SET PROBLEM
Locate each line holding the string "heures" and copy it.

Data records

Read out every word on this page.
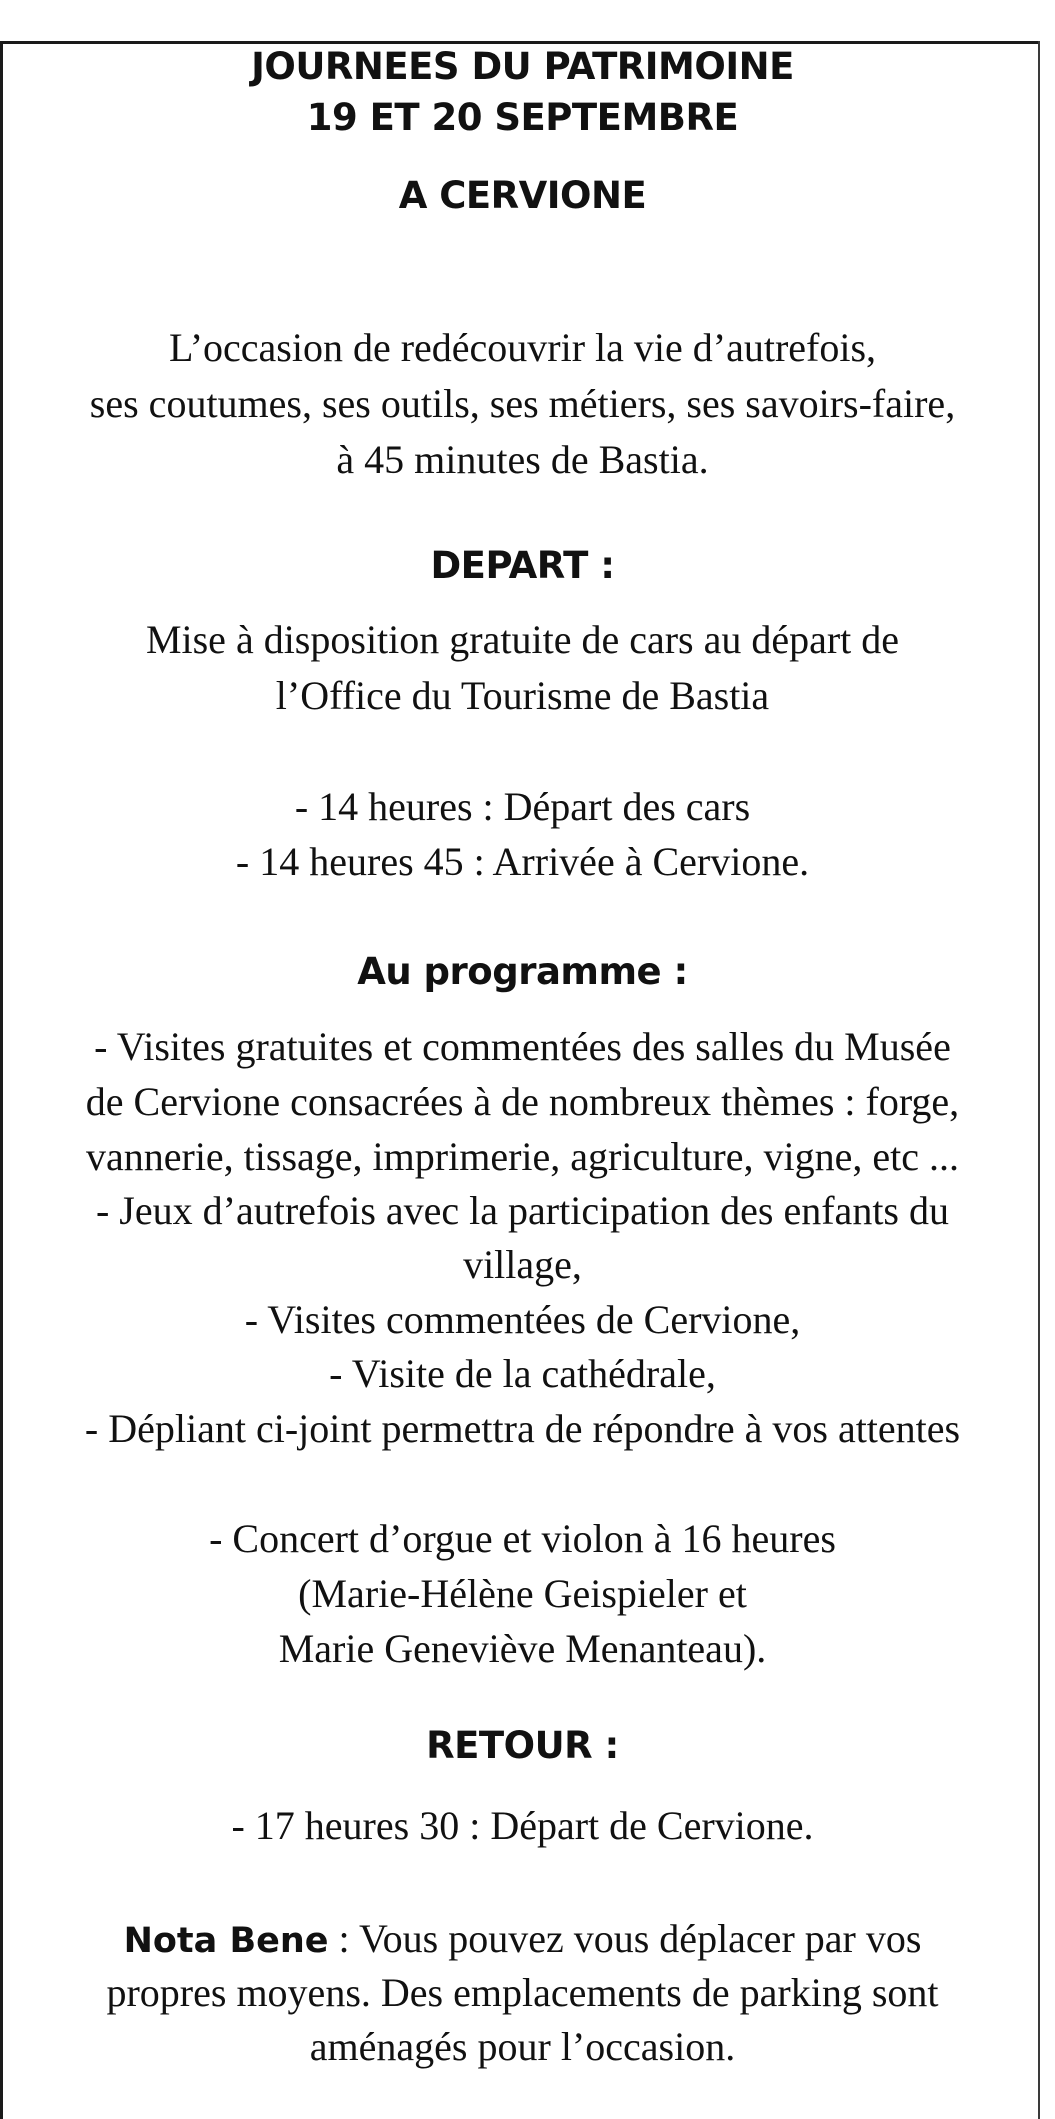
JOURNEES DU PATRIMOINE
19 ET 20 SEPTEMBRE
A CERVIONE
L’occasion de redécouvrir la vie d’autrefois,
ses coutumes, ses outils, ses métiers, ses savoirs-faire,
à 45 minutes de Bastia.
DEPART :
Mise à disposition gratuite de cars au départ de
l’Office du Tourisme de Bastia
- 14 heures : Départ des cars
- 14 heures 45 : Arrivée à Cervione.
Au programme :
- Visites gratuites et commentées des salles du Musée
de Cervione consacrées à de nombreux thèmes : forge,
vannerie, tissage, imprimerie, agriculture, vigne, etc ...
- Jeux d’autrefois avec la participation des enfants du
village,
- Visites commentées de Cervione,
- Visite de la cathédrale,
- Dépliant ci-joint permettra de répondre à vos attentes
- Concert d’orgue et violon à 16 heures
(Marie-Hélène Geispieler et
Marie Geneviève Menanteau).
RETOUR :
- 17 heures 30 : Départ de Cervione.
Nota Bene : Vous pouvez vous déplacer par vos
propres moyens. Des emplacements de parking sont
aménagés pour l’occasion.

OUTPUT FOR THIS EXERCISE
- 14 heures : Départ des cars
- 14 heures 45 : Arrivée à Cervione.
- Concert d’orgue et violon à 16 heures
- 17 heures 30 : Départ de Cervione.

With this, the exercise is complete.